In the copy, include every entry exactly but none of the pictures.

[A block of data]
────────────────
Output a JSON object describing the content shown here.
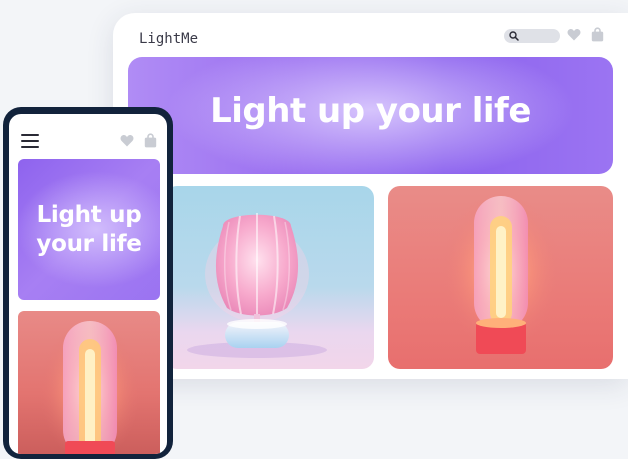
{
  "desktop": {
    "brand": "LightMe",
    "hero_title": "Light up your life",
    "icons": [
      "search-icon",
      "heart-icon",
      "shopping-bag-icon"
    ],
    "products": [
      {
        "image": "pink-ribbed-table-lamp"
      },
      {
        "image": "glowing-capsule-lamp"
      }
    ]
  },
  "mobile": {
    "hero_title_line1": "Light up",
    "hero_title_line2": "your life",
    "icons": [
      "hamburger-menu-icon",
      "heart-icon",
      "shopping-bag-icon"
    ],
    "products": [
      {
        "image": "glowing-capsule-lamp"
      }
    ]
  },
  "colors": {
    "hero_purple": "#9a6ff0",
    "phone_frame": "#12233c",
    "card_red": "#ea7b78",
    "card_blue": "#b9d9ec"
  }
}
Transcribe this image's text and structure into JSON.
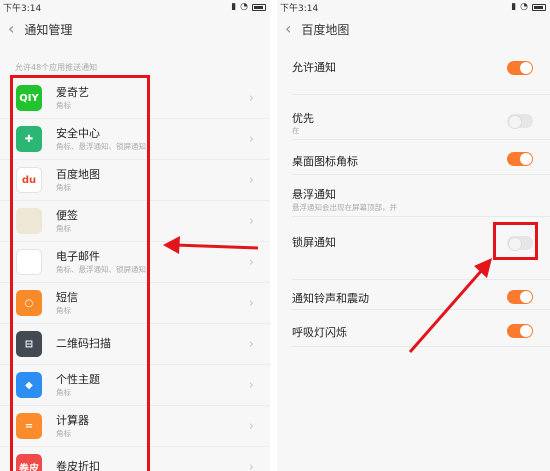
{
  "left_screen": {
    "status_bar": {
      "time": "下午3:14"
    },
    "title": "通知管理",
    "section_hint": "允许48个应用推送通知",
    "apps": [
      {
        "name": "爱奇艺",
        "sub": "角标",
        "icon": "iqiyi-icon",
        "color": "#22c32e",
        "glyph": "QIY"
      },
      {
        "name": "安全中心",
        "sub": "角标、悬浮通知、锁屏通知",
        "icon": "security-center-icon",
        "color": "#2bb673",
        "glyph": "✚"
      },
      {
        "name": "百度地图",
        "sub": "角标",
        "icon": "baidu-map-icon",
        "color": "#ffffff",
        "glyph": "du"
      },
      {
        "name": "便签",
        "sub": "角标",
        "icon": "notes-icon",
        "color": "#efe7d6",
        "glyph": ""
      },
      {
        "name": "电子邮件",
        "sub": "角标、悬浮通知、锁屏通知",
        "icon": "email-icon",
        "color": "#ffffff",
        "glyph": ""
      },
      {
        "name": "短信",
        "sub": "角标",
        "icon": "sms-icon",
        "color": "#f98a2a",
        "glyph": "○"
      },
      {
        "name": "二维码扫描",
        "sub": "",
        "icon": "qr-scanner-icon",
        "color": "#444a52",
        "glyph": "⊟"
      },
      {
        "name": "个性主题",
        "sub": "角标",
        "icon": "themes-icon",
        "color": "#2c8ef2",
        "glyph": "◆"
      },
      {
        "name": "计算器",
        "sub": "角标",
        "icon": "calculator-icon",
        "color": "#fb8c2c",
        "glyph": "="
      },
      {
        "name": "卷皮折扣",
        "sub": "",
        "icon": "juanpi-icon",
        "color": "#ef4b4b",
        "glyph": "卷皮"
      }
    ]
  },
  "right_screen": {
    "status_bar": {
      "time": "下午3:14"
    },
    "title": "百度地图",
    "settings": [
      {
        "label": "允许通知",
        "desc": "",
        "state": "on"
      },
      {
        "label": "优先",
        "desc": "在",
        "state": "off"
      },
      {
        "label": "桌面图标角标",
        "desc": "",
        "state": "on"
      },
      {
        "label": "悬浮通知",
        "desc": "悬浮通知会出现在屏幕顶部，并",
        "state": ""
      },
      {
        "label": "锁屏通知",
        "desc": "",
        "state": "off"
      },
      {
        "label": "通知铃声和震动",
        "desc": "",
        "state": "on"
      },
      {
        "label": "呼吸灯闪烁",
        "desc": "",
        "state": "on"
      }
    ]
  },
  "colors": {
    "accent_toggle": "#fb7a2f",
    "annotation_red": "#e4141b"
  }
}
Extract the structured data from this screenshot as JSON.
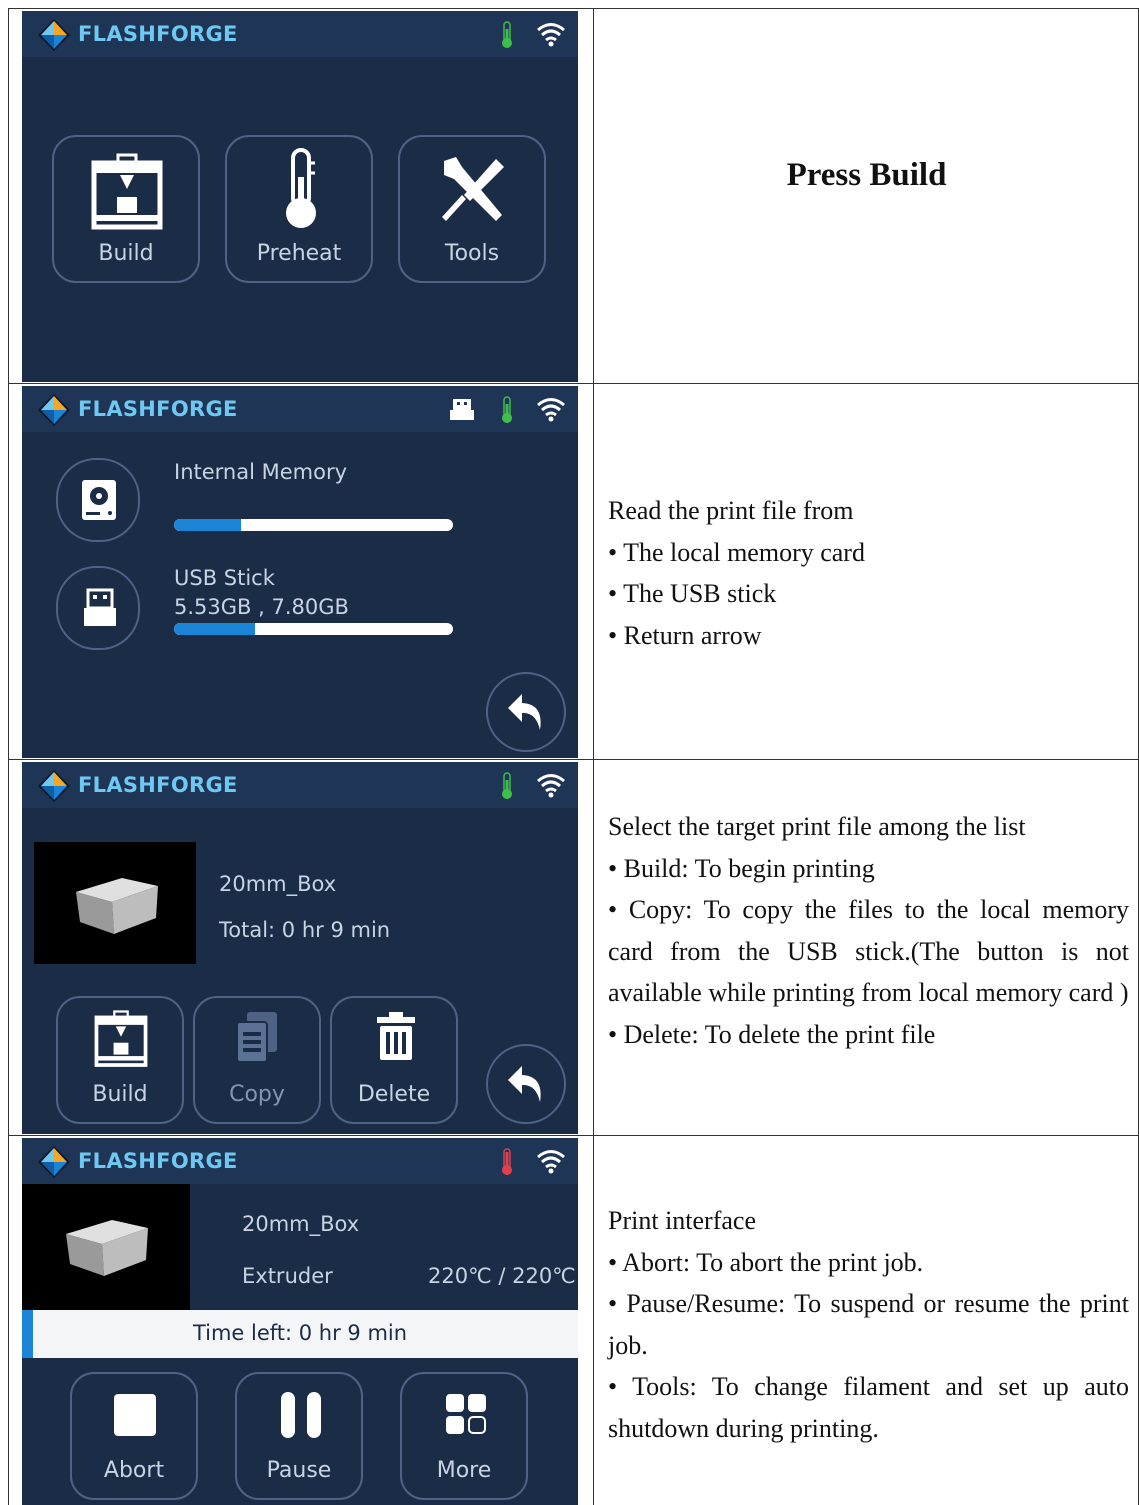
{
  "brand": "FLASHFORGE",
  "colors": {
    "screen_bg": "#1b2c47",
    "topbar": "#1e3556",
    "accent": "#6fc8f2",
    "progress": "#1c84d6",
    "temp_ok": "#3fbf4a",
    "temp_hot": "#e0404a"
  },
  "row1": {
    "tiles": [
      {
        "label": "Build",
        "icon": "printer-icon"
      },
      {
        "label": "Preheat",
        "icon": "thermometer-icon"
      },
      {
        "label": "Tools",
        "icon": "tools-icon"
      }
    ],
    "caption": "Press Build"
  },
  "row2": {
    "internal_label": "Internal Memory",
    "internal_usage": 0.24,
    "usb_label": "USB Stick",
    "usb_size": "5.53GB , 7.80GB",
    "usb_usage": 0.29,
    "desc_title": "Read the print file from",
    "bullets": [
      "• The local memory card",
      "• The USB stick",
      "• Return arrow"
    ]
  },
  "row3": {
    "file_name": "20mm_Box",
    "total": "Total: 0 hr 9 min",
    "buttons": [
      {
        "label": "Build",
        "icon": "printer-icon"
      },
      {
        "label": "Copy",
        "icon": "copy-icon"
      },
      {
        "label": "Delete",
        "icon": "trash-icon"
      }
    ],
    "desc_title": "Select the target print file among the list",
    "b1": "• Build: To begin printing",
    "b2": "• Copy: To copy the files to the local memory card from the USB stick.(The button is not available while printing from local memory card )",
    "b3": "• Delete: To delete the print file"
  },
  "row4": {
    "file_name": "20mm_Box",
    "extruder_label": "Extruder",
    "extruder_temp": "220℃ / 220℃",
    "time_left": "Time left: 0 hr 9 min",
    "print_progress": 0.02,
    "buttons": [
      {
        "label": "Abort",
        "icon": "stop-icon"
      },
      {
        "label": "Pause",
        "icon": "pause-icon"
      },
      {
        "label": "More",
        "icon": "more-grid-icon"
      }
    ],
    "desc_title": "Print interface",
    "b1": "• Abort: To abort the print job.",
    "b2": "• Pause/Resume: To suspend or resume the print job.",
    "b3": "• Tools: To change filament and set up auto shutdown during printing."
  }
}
────────────────
*Solution to this problem*
Output a JSON object describing the content shown here.
{
  "desktop": {
    "brand": "LightMe",
    "hero_title": "Light up your life",
    "icons": [
      "search-icon",
      "heart-icon",
      "shopping-bag-icon"
    ],
    "products": [
      {
        "image": "pink-ribbed-table-lamp"
      },
      {
        "image": "glowing-capsule-lamp"
      }
    ]
  },
  "mobile": {
    "hero_title_line1": "Light up",
    "hero_title_line2": "your life",
    "icons": [
      "hamburger-menu-icon",
      "heart-icon",
      "shopping-bag-icon"
    ],
    "products": [
      {
        "image": "glowing-capsule-lamp"
      }
    ]
  },
  "colors": {
    "hero_purple": "#9a6ff0",
    "phone_frame": "#12233c",
    "card_red": "#ea7b78",
    "card_blue": "#b9d9ec"
  }
}
Transcribe this image's text and structure into JSON.
{
  "left_screen": {
    "status_bar": {
      "time": "下午3:14"
    },
    "title": "通知管理",
    "section_hint": "允许48个应用推送通知",
    "apps": [
      {
        "name": "爱奇艺",
        "sub": "角标",
        "icon": "iqiyi-icon",
        "color": "#22c32e",
        "glyph": "QIY"
      },
      {
        "name": "安全中心",
        "sub": "角标、悬浮通知、锁屏通知",
        "icon": "security-center-icon",
        "color": "#2bb673",
        "glyph": "✚"
      },
      {
        "name": "百度地图",
        "sub": "角标",
        "icon": "baidu-map-icon",
        "color": "#ffffff",
        "glyph": "du"
      },
      {
        "name": "便签",
        "sub": "角标",
        "icon": "notes-icon",
        "color": "#efe7d6",
        "glyph": ""
      },
      {
        "name": "电子邮件",
        "sub": "角标、悬浮通知、锁屏通知",
        "icon": "email-icon",
        "color": "#ffffff",
        "glyph": ""
      },
      {
        "name": "短信",
        "sub": "角标",
        "icon": "sms-icon",
        "color": "#f98a2a",
        "glyph": "○"
      },
      {
        "name": "二维码扫描",
        "sub": "",
        "icon": "qr-scanner-icon",
        "color": "#444a52",
        "glyph": "⊟"
      },
      {
        "name": "个性主题",
        "sub": "角标",
        "icon": "themes-icon",
        "color": "#2c8ef2",
        "glyph": "◆"
      },
      {
        "name": "计算器",
        "sub": "角标",
        "icon": "calculator-icon",
        "color": "#fb8c2c",
        "glyph": "="
      },
      {
        "name": "卷皮折扣",
        "sub": "",
        "icon": "juanpi-icon",
        "color": "#ef4b4b",
        "glyph": "卷皮"
      }
    ]
  },
  "right_screen": {
    "status_bar": {
      "time": "下午3:14"
    },
    "title": "百度地图",
    "settings": [
      {
        "label": "允许通知",
        "desc": "",
        "state": "on"
      },
      {
        "label": "优先",
        "desc": "在",
        "state": "off"
      },
      {
        "label": "桌面图标角标",
        "desc": "",
        "state": "on"
      },
      {
        "label": "悬浮通知",
        "desc": "悬浮通知会出现在屏幕顶部，并",
        "state": ""
      },
      {
        "label": "锁屏通知",
        "desc": "",
        "state": "off"
      },
      {
        "label": "通知铃声和震动",
        "desc": "",
        "state": "on"
      },
      {
        "label": "呼吸灯闪烁",
        "desc": "",
        "state": "on"
      }
    ]
  },
  "colors": {
    "accent_toggle": "#fb7a2f",
    "annotation_red": "#e4141b"
  }
}
Extract the structured data from this screenshot as JSON.
{
  "brand": "FLASHFORGE",
  "colors": {
    "screen_bg": "#1b2c47",
    "topbar": "#1e3556",
    "accent": "#6fc8f2",
    "progress": "#1c84d6",
    "temp_ok": "#3fbf4a",
    "temp_hot": "#e0404a"
  },
  "row1": {
    "tiles": [
      {
        "label": "Build",
        "icon": "printer-icon"
      },
      {
        "label": "Preheat",
        "icon": "thermometer-icon"
      },
      {
        "label": "Tools",
        "icon": "tools-icon"
      }
    ],
    "caption": "Press Build"
  },
  "row2": {
    "internal_label": "Internal Memory",
    "internal_usage": 0.24,
    "usb_label": "USB Stick",
    "usb_size": "5.53GB , 7.80GB",
    "usb_usage": 0.29,
    "desc_title": "Read the print file from",
    "bullets": [
      "• The local memory card",
      "• The USB stick",
      "• Return arrow"
    ]
  },
  "row3": {
    "file_name": "20mm_Box",
    "total": "Total: 0 hr 9 min",
    "buttons": [
      {
        "label": "Build",
        "icon": "printer-icon"
      },
      {
        "label": "Copy",
        "icon": "copy-icon"
      },
      {
        "label": "Delete",
        "icon": "trash-icon"
      }
    ],
    "desc_title": "Select the target print file among the list",
    "b1": "• Build: To begin printing",
    "b2": "• Copy: To copy the files to the local memory card from the USB stick.(The button is not available while printing from local memory card )",
    "b3": "• Delete: To delete the print file"
  },
  "row4": {
    "file_name": "20mm_Box",
    "extruder_label": "Extruder",
    "extruder_temp": "220℃ / 220℃",
    "time_left": "Time left: 0 hr 9 min",
    "print_progress": 0.02,
    "buttons": [
      {
        "label": "Abort",
        "icon": "stop-icon"
      },
      {
        "label": "Pause",
        "icon": "pause-icon"
      },
      {
        "label": "More",
        "icon": "more-grid-icon"
      }
    ],
    "desc_title": "Print interface",
    "b1": "• Abort: To abort the print job.",
    "b2": "• Pause/Resume: To suspend or resume the print job.",
    "b3": "• Tools: To change filament and set up auto shutdown during printing."
  }
}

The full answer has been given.